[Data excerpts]
━━━━━━

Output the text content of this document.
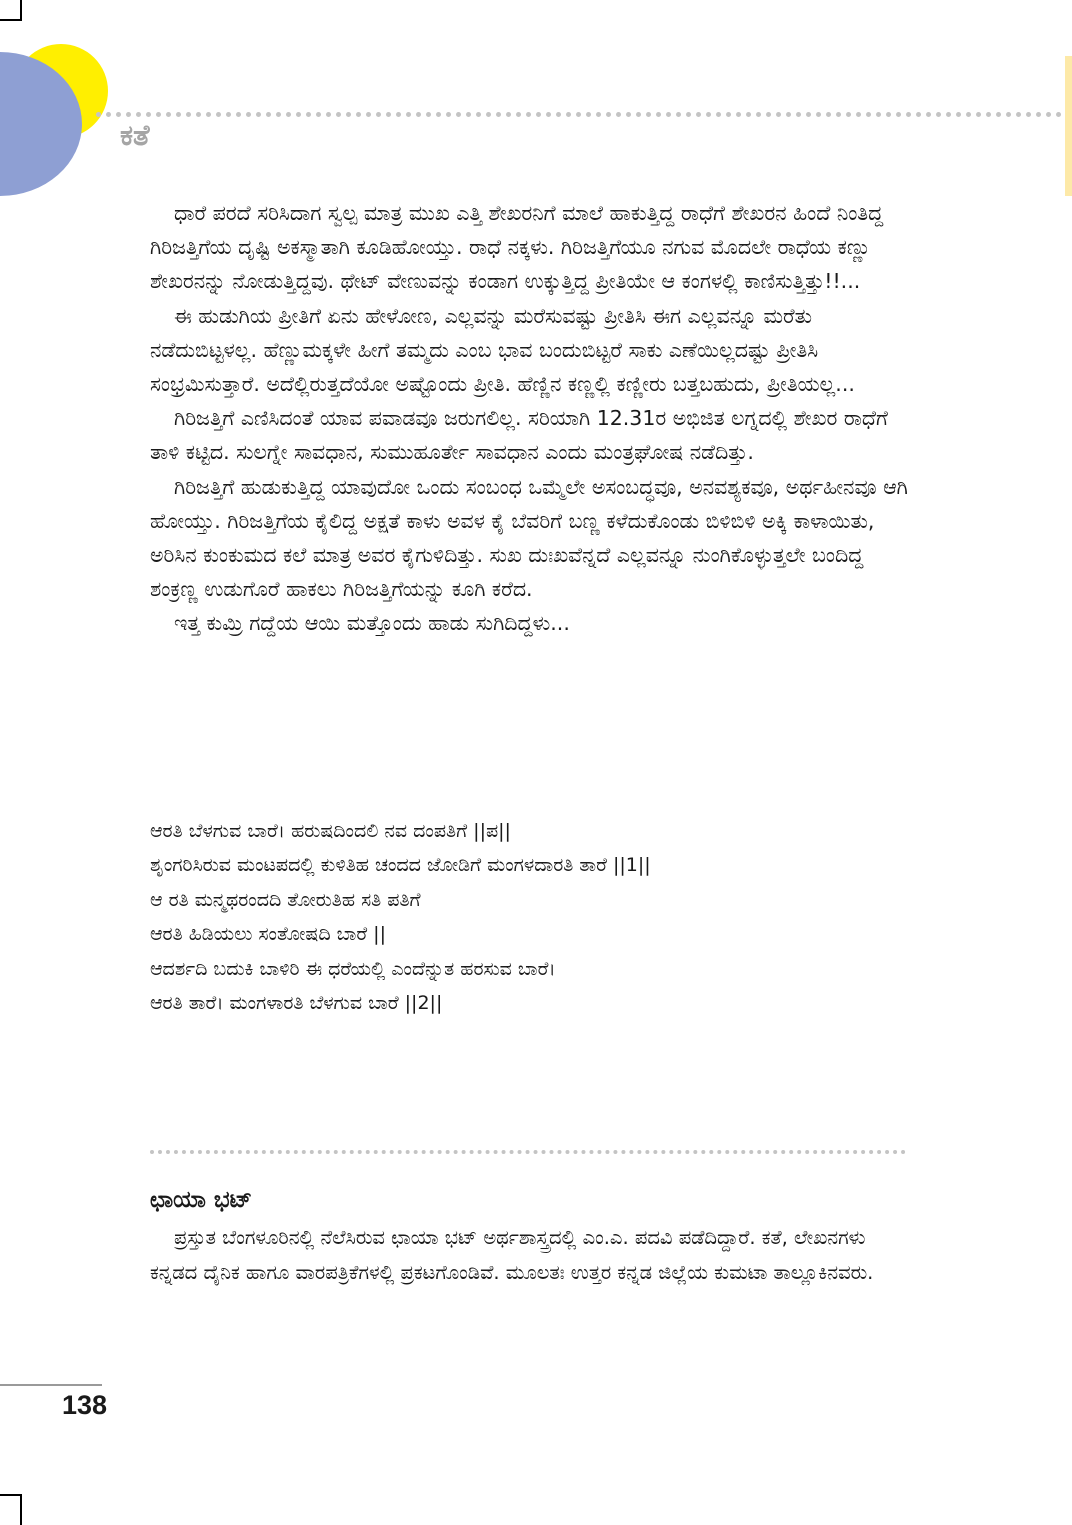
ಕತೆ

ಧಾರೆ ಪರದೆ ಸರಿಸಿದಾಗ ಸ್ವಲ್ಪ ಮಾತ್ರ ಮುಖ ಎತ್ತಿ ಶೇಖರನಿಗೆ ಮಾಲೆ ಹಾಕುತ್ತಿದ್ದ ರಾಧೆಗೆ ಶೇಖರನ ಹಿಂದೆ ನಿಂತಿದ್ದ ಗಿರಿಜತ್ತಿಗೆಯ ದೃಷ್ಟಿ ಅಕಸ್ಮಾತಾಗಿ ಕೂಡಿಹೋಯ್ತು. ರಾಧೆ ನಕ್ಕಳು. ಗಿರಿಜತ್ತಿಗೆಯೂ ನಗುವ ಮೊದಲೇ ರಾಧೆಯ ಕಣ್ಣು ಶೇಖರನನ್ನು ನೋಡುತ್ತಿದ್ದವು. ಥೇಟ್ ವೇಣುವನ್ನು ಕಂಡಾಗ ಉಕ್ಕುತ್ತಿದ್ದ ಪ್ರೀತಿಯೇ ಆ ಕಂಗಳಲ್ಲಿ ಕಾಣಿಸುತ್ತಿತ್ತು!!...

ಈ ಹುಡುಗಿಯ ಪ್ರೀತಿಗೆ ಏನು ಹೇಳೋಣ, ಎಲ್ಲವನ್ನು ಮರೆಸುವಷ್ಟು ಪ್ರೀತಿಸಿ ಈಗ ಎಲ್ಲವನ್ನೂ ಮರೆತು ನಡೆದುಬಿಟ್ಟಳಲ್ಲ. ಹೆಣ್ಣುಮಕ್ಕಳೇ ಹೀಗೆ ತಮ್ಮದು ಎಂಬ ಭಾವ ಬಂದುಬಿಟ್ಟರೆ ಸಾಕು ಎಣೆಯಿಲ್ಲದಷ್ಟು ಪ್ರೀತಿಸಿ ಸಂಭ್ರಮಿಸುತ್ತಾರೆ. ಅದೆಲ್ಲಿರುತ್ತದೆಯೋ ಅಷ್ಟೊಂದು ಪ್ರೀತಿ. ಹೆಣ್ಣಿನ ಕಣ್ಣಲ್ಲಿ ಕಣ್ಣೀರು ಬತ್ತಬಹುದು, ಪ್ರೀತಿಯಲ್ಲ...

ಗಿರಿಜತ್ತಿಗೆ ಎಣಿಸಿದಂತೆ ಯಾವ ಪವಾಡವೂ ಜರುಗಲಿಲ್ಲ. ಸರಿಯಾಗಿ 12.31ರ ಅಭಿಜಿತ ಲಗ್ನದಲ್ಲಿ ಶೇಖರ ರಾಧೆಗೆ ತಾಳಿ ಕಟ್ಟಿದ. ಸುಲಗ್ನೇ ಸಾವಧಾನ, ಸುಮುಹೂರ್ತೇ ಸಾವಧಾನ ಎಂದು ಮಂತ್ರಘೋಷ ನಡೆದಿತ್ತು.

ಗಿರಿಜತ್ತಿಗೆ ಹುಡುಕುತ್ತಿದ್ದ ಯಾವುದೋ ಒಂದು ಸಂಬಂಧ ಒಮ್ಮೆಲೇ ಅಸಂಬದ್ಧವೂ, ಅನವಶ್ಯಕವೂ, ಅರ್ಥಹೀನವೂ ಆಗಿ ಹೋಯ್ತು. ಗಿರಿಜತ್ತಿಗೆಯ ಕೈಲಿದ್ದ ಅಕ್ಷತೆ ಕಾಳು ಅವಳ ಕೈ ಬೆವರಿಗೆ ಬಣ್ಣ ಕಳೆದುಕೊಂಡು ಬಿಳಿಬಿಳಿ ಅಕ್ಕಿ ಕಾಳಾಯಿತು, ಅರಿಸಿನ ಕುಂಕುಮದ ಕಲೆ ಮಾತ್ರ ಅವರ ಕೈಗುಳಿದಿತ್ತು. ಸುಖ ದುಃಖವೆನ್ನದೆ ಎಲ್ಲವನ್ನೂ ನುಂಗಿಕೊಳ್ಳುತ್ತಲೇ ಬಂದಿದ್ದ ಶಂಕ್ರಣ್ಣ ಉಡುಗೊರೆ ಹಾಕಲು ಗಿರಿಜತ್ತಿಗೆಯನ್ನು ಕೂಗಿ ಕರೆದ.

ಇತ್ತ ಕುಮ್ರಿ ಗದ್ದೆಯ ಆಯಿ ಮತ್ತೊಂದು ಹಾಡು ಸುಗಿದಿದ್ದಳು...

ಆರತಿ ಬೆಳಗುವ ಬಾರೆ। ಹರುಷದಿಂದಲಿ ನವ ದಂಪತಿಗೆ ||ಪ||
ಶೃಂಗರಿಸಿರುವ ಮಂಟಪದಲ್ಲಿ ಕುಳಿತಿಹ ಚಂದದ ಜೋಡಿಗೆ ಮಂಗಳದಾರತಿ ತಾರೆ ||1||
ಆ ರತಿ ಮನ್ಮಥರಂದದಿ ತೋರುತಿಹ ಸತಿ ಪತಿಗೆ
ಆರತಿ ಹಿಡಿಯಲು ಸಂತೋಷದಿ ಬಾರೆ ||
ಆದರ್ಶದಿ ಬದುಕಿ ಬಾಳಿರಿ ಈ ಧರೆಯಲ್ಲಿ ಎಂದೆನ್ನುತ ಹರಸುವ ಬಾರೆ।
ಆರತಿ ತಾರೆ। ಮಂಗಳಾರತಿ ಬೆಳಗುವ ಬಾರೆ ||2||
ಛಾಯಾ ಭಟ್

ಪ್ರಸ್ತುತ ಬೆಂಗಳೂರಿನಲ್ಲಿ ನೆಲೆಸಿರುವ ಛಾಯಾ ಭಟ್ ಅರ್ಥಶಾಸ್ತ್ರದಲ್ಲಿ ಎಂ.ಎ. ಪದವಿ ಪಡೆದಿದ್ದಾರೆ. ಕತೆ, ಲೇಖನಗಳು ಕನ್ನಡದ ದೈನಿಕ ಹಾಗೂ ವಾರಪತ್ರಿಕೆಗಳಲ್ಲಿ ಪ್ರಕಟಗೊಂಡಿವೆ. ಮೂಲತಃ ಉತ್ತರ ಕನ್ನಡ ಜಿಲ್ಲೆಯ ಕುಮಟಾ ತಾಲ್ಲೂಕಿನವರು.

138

━━━━━━

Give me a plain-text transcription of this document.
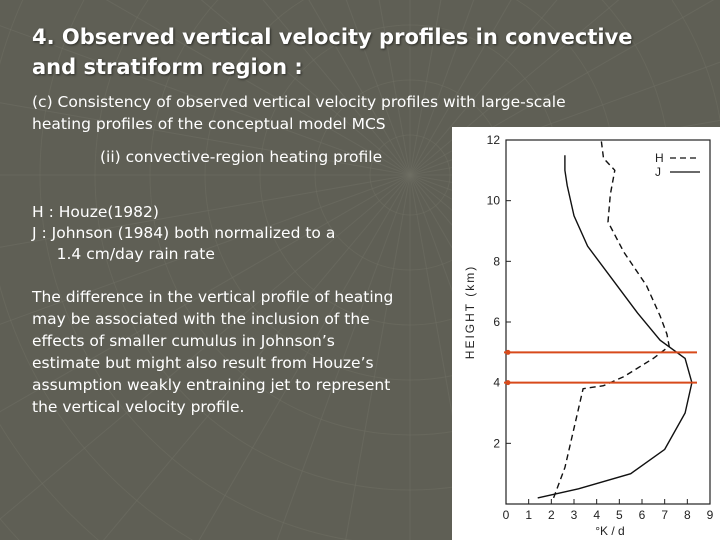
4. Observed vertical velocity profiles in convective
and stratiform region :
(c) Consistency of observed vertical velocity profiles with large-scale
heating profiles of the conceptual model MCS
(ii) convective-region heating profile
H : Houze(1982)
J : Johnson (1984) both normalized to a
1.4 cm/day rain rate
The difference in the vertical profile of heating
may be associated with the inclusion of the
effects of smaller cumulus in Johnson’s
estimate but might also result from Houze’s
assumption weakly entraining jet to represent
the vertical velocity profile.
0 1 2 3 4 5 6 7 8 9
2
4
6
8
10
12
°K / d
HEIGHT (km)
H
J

━━━━━━

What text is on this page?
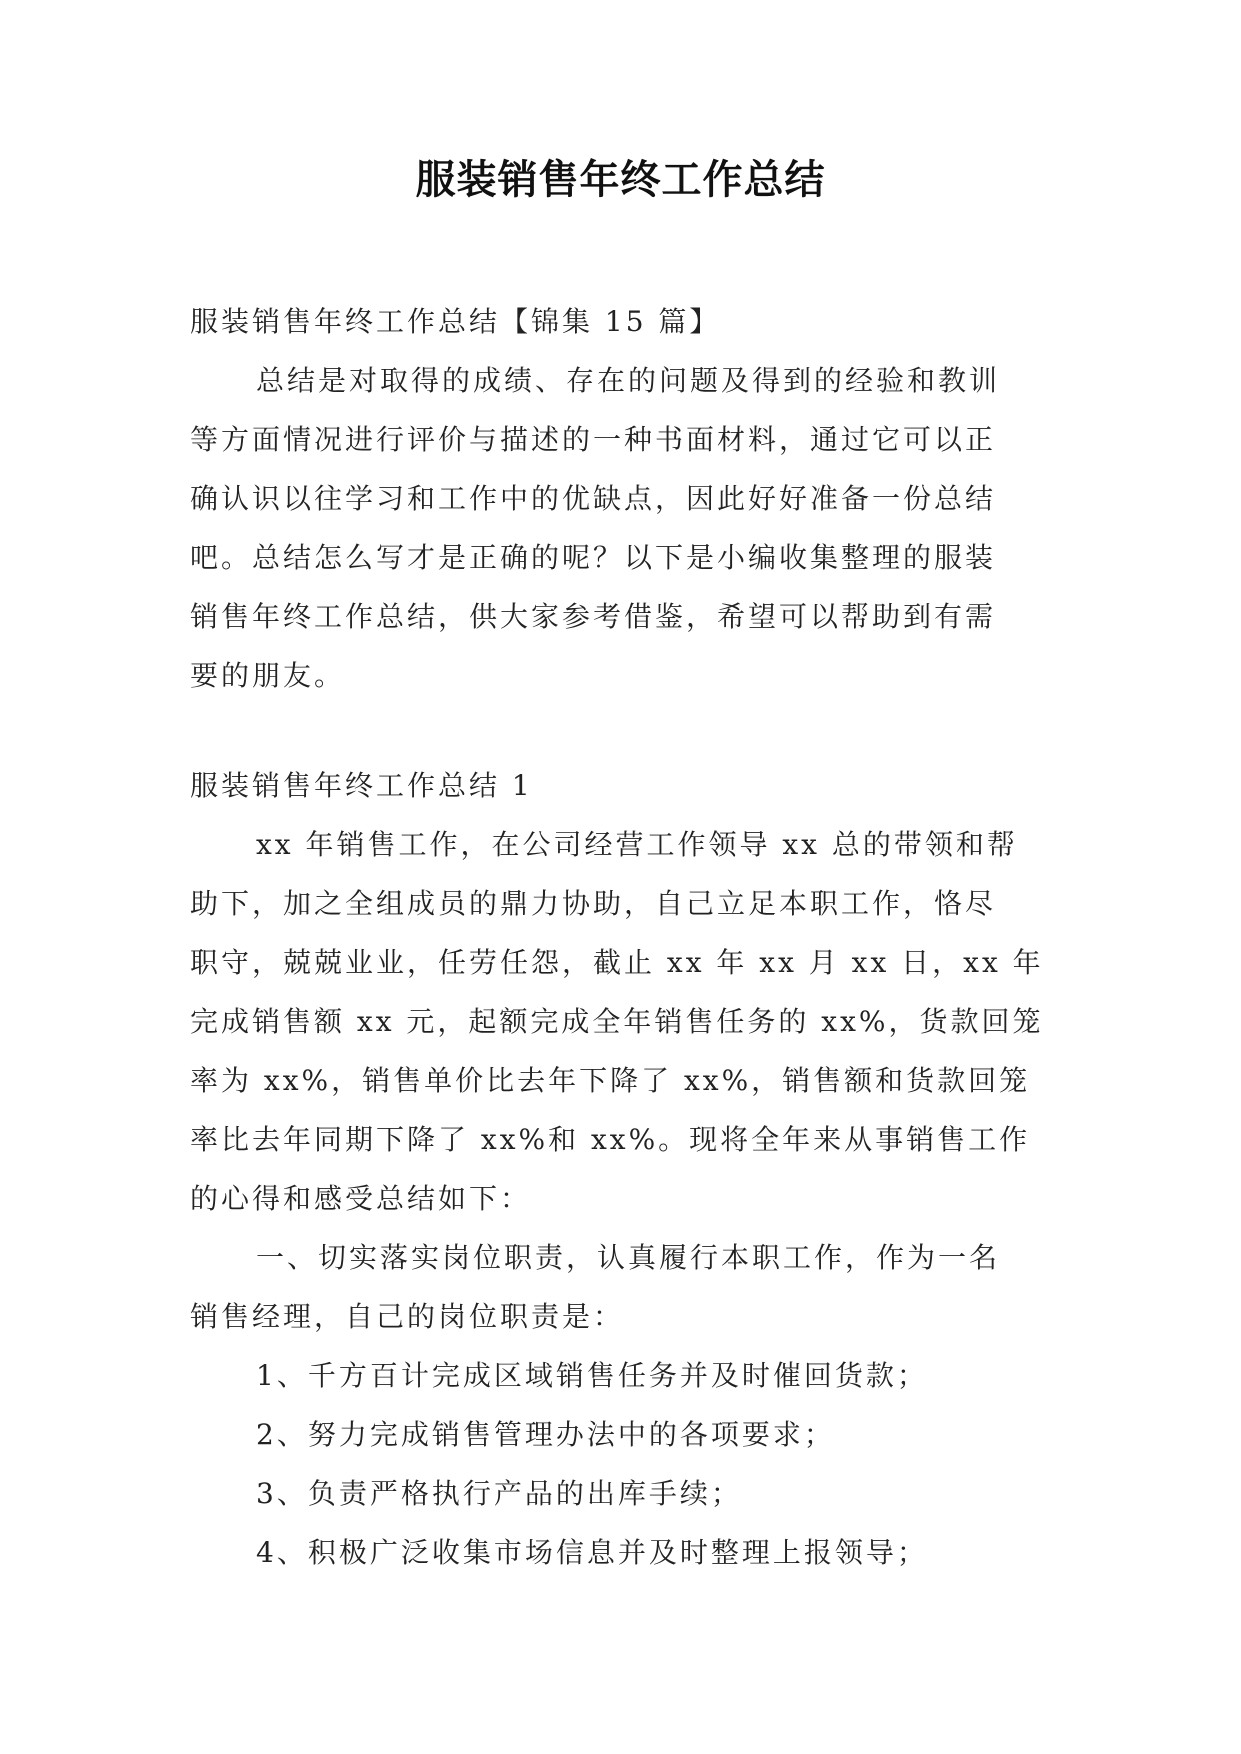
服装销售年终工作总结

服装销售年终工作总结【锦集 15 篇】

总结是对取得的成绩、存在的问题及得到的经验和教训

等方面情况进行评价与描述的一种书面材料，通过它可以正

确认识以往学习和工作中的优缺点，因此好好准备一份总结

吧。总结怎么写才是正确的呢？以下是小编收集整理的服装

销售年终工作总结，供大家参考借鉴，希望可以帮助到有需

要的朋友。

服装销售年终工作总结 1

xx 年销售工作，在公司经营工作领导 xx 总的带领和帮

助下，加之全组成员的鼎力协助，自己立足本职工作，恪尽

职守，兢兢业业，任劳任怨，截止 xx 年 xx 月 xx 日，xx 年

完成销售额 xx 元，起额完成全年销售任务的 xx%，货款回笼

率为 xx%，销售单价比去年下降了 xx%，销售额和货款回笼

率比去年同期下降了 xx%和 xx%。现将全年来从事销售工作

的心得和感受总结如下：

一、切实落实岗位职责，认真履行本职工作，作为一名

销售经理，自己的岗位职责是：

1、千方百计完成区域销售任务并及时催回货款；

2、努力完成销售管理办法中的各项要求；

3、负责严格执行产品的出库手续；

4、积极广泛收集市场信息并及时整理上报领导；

━━━━━━

> [Problem to work on]:
Pick out the lines containing the string "profiles".

> [Correct output]:
4. Observed vertical velocity profiles in convective
(c) Consistency of observed vertical velocity profiles with large-scale
heating profiles of the conceptual model MCS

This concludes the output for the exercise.